* [Stated exercise]:
Output the rows verbatim, everything from the first row down to the line containing "top-slider[interactable] <box>1076 203", with both of those lines included and nothing else.
━━━━━ Task material ━━━━━
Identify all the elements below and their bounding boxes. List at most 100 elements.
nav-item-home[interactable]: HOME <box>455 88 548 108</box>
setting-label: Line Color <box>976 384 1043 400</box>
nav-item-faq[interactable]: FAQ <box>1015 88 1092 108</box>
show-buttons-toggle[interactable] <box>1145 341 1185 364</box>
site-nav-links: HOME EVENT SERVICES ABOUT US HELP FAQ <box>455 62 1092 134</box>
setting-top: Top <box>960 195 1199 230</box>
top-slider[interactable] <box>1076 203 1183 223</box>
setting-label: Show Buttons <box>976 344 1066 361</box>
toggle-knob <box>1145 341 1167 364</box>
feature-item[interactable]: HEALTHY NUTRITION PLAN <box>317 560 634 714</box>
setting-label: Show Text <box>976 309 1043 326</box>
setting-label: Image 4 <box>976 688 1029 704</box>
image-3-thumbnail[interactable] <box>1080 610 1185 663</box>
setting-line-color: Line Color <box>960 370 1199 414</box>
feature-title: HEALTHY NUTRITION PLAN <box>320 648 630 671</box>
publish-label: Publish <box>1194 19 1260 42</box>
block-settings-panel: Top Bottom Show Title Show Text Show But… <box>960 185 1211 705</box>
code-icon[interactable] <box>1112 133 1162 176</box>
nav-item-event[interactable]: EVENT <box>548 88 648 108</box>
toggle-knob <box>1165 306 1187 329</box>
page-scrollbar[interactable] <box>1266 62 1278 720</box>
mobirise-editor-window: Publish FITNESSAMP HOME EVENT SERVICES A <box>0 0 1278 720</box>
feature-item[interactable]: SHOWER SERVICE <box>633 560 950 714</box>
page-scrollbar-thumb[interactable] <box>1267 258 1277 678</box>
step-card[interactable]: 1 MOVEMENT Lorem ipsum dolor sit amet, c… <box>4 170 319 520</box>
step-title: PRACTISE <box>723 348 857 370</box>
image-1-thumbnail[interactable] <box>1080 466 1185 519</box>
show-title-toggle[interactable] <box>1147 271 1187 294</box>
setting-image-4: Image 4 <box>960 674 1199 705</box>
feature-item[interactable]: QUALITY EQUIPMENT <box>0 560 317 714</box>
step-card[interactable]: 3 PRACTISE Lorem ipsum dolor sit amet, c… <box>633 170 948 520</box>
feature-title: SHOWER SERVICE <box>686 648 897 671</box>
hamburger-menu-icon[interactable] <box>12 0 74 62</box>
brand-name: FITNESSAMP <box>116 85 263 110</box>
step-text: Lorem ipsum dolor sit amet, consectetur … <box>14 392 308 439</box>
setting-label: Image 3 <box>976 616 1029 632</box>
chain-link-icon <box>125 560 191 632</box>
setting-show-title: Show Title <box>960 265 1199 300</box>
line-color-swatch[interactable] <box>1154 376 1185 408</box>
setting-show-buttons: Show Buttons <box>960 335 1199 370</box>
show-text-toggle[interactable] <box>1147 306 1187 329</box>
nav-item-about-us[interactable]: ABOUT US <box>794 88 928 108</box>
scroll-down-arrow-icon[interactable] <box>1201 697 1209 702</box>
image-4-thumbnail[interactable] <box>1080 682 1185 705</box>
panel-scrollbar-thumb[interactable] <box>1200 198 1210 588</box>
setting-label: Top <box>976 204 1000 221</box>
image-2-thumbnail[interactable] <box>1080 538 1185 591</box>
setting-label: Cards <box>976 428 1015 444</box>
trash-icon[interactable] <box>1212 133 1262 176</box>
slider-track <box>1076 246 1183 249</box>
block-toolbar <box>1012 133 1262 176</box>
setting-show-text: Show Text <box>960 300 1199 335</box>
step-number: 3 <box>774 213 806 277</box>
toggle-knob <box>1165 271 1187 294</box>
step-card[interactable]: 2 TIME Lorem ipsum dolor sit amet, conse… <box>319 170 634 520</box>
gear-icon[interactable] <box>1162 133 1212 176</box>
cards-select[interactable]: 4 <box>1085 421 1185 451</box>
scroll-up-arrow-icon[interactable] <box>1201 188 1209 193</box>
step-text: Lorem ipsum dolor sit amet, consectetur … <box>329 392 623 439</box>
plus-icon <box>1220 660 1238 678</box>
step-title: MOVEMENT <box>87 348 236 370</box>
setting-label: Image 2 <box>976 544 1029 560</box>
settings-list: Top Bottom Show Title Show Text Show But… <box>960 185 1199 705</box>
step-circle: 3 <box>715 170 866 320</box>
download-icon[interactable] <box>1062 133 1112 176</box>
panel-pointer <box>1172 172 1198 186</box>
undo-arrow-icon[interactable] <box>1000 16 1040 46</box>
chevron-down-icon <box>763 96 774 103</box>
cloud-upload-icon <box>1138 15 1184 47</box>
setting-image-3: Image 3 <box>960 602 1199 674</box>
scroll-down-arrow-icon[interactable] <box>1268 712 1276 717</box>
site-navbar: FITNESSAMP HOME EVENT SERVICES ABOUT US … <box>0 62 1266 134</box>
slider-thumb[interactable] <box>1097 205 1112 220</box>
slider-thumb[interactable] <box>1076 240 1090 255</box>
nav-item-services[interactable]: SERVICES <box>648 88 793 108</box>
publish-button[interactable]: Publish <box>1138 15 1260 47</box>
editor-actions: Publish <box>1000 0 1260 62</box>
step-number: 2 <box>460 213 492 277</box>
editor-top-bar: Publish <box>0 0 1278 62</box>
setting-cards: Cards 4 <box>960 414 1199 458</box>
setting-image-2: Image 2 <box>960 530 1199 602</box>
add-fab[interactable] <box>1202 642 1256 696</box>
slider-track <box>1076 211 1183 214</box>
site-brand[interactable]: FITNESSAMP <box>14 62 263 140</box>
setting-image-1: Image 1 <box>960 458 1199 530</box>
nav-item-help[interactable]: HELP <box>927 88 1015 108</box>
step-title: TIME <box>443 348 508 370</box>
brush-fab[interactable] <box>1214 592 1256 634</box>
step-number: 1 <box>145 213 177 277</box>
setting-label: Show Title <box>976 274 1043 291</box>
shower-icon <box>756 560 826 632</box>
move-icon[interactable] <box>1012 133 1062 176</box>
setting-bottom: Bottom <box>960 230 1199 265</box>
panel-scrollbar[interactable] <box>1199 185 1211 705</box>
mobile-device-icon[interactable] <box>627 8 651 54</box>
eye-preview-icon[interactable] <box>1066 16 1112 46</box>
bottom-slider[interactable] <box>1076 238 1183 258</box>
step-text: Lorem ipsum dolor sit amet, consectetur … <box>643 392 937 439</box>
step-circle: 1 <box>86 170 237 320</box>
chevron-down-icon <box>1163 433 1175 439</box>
━━━━━
* [The response]:
Identify all the elements below and their bounding boxes. List at most 100 elements.
nav-item-home[interactable]: HOME <box>455 88 548 108</box>
setting-label: Line Color <box>976 384 1043 400</box>
nav-item-faq[interactable]: FAQ <box>1015 88 1092 108</box>
show-buttons-toggle[interactable] <box>1145 341 1185 364</box>
site-nav-links: HOME EVENT SERVICES ABOUT US HELP FAQ <box>455 62 1092 134</box>
setting-top: Top <box>960 195 1199 230</box>
top-slider[interactable] <box>1076 203 1183 223</box>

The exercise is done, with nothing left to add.